WHAT IS BEING ASKED: Find each line in the entries below that contains the string "icon", matching case exactly, and copy those lines.

MATERIAL PROVIDED:
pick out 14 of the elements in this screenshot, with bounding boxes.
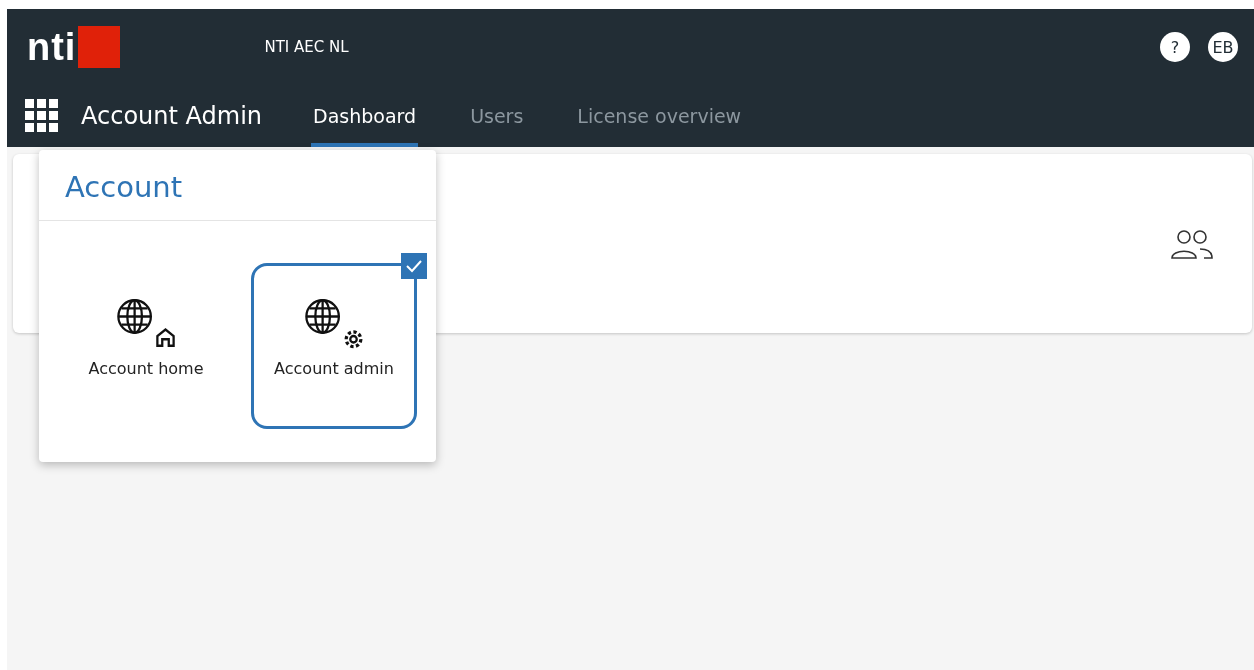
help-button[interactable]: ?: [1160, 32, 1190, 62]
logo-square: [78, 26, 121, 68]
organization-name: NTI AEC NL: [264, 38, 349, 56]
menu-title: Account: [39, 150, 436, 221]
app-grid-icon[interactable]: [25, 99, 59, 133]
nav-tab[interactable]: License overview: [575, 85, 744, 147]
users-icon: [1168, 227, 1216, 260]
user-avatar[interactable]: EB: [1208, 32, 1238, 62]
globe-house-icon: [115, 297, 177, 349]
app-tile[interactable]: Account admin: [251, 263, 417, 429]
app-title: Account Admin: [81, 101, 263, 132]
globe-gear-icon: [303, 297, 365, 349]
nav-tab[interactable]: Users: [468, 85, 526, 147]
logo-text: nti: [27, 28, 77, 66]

TASK RESULT:
app-grid-icon[interactable]: [25, 99, 59, 133]
users-icon: [1168, 227, 1216, 260]
globe-house-icon: [115, 297, 177, 349]
globe-gear-icon: [303, 297, 365, 349]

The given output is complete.